(Records from a dataset)
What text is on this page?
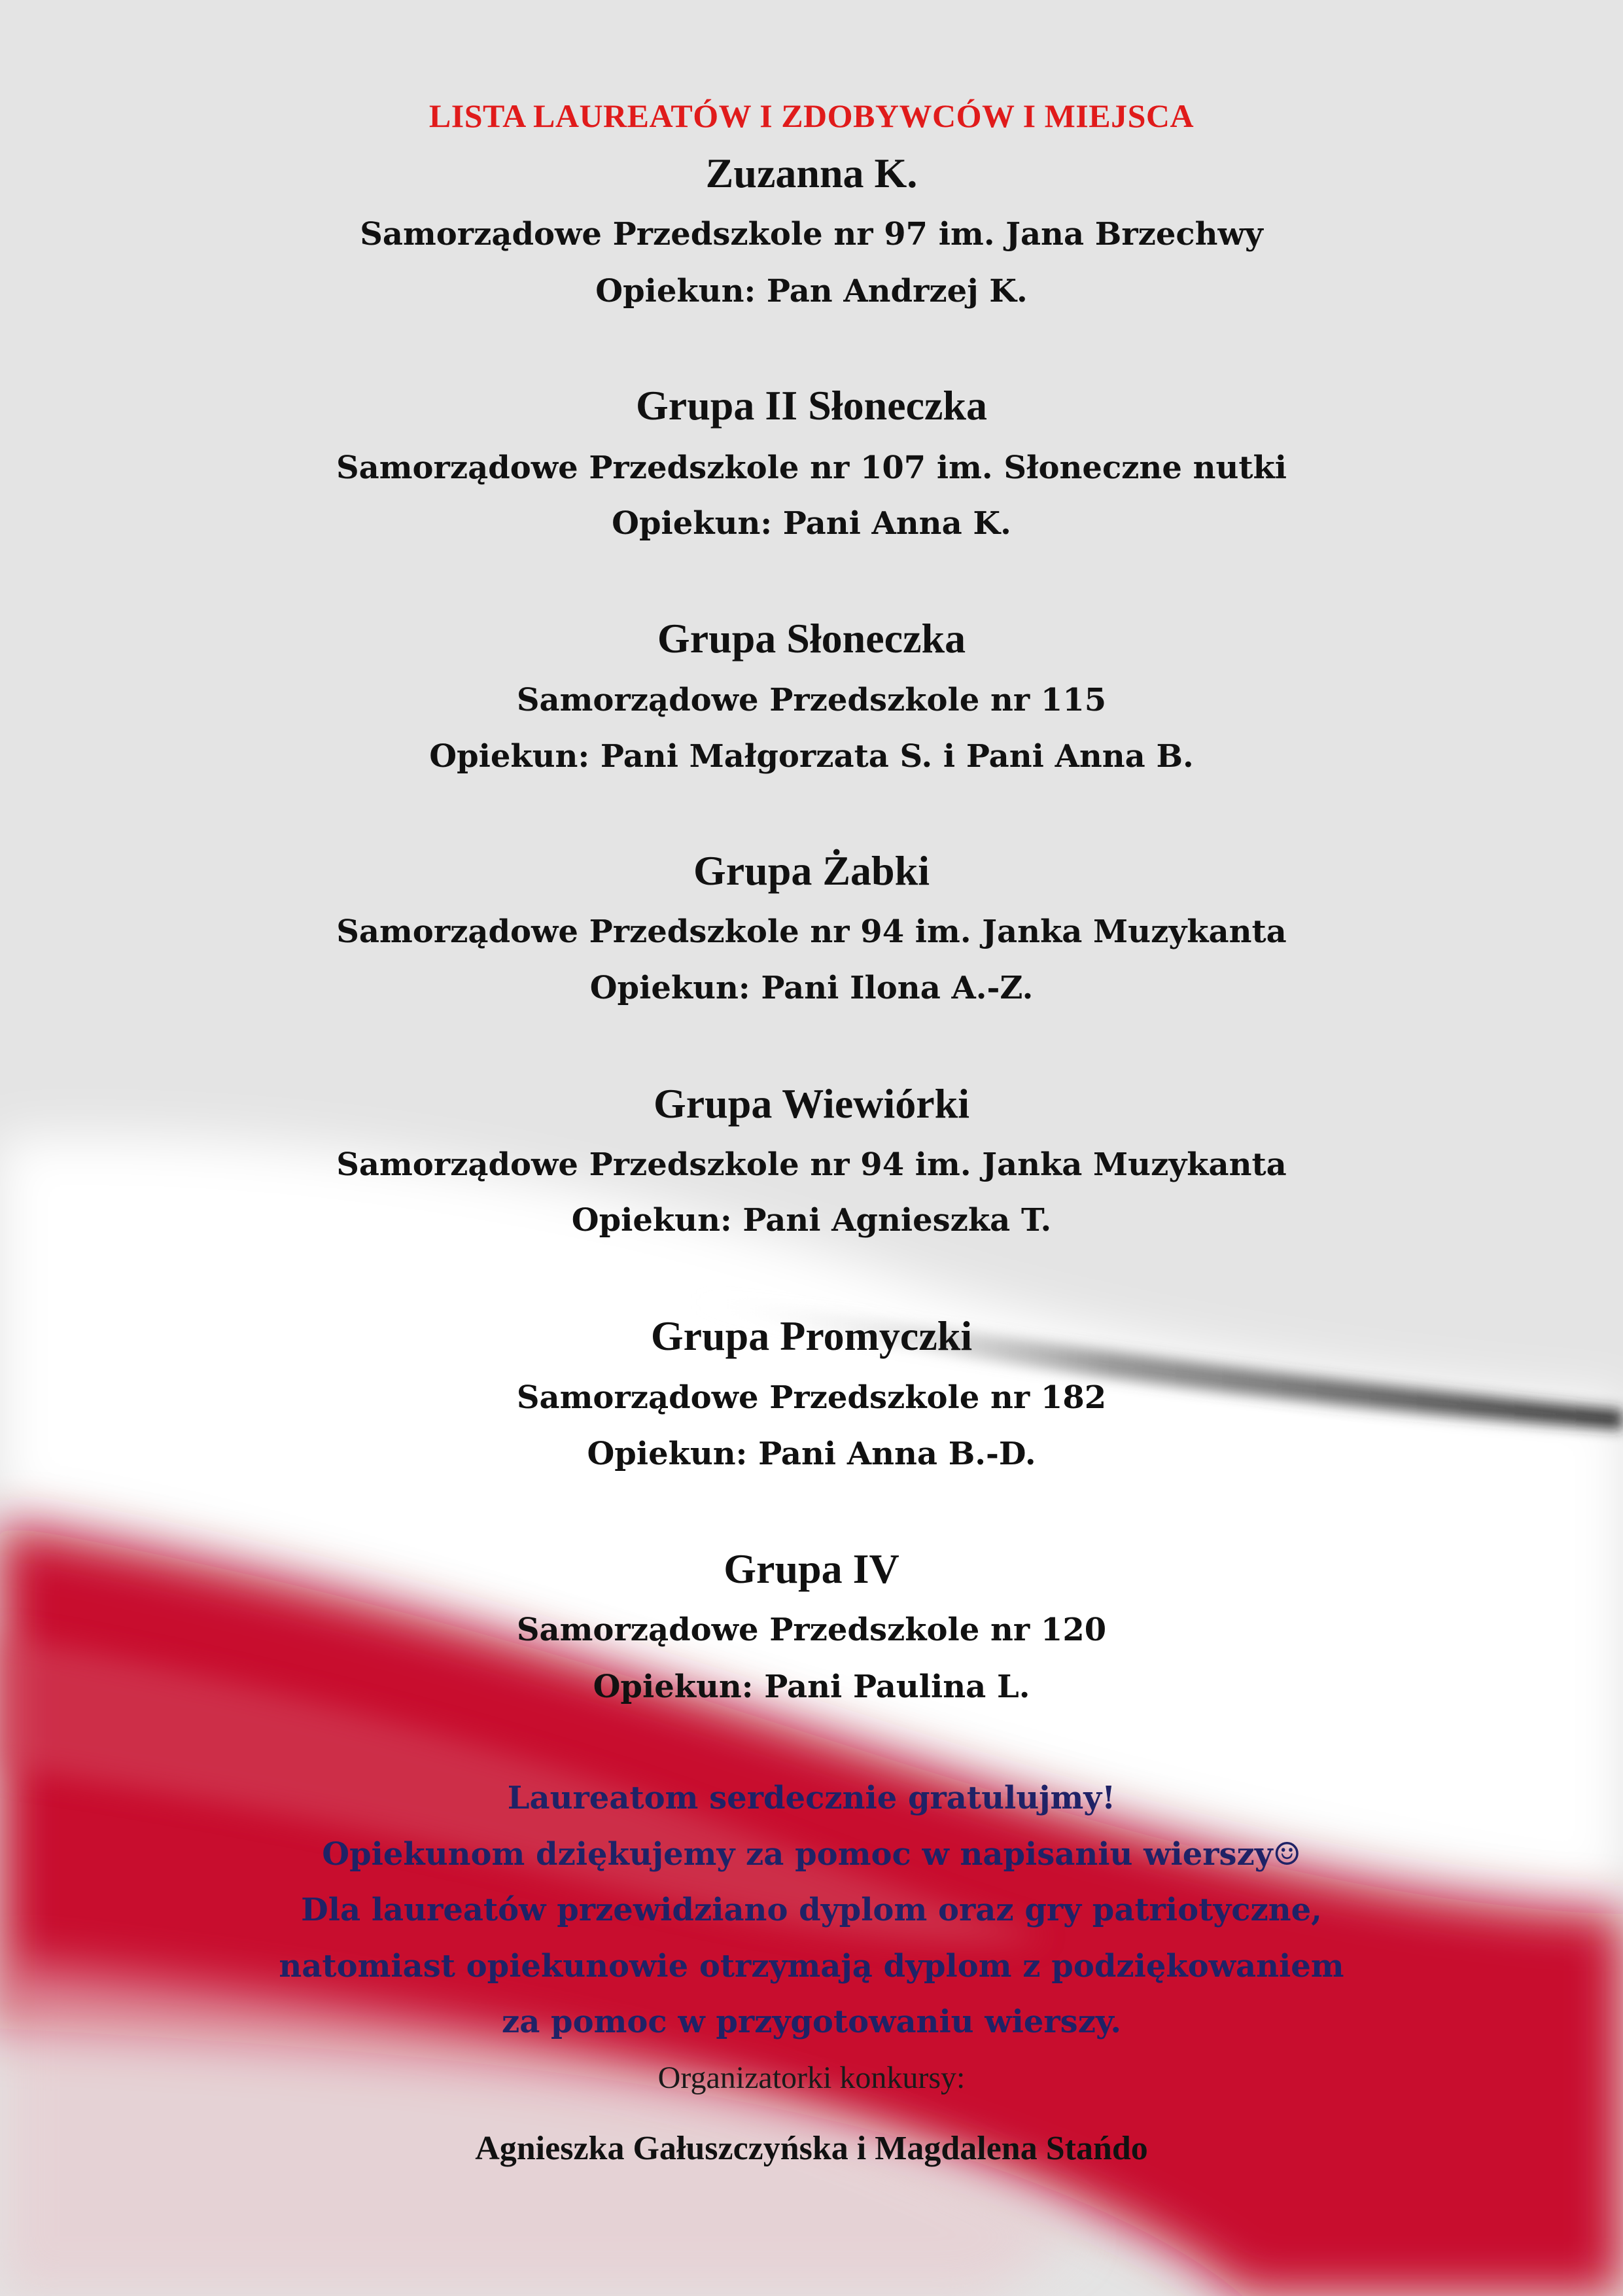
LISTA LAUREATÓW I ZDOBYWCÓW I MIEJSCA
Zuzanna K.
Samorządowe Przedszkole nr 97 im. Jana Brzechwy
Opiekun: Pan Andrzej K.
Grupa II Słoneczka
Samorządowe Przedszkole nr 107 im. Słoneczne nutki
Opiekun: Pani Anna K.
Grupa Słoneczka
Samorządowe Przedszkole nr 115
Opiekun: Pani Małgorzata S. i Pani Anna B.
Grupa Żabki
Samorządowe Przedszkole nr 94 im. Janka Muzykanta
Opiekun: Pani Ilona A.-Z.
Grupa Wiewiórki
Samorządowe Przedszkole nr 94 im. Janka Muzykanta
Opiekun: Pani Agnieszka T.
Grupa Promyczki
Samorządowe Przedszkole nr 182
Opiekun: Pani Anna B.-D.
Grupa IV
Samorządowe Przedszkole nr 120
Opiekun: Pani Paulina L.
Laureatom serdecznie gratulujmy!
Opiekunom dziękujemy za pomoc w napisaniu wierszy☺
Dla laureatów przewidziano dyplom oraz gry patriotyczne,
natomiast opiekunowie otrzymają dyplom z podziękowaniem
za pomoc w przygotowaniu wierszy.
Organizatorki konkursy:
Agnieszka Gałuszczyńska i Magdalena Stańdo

TASK REQUIREMENTS - Give the entries again word for word, but skip the pictures.

RESULT BELOW -
What text is on this page?
LISTA LAUREATÓW I ZDOBYWCÓW I MIEJSCA
Zuzanna K.
Samorządowe Przedszkole nr 97 im. Jana Brzechwy
Opiekun: Pan Andrzej K.
Grupa II Słoneczka
Samorządowe Przedszkole nr 107 im. Słoneczne nutki
Opiekun: Pani Anna K.
Grupa Słoneczka
Samorządowe Przedszkole nr 115
Opiekun: Pani Małgorzata S. i Pani Anna B.
Grupa Żabki
Samorządowe Przedszkole nr 94 im. Janka Muzykanta
Opiekun: Pani Ilona A.-Z.
Grupa Wiewiórki
Samorządowe Przedszkole nr 94 im. Janka Muzykanta
Opiekun: Pani Agnieszka T.
Grupa Promyczki
Samorządowe Przedszkole nr 182
Opiekun: Pani Anna B.-D.
Grupa IV
Samorządowe Przedszkole nr 120
Opiekun: Pani Paulina L.
Laureatom serdecznie gratulujmy!
Opiekunom dziękujemy za pomoc w napisaniu wierszy☺
Dla laureatów przewidziano dyplom oraz gry patriotyczne,
natomiast opiekunowie otrzymają dyplom z podziękowaniem
za pomoc w przygotowaniu wierszy.
Organizatorki konkursy:
Agnieszka Gałuszczyńska i Magdalena Stańdo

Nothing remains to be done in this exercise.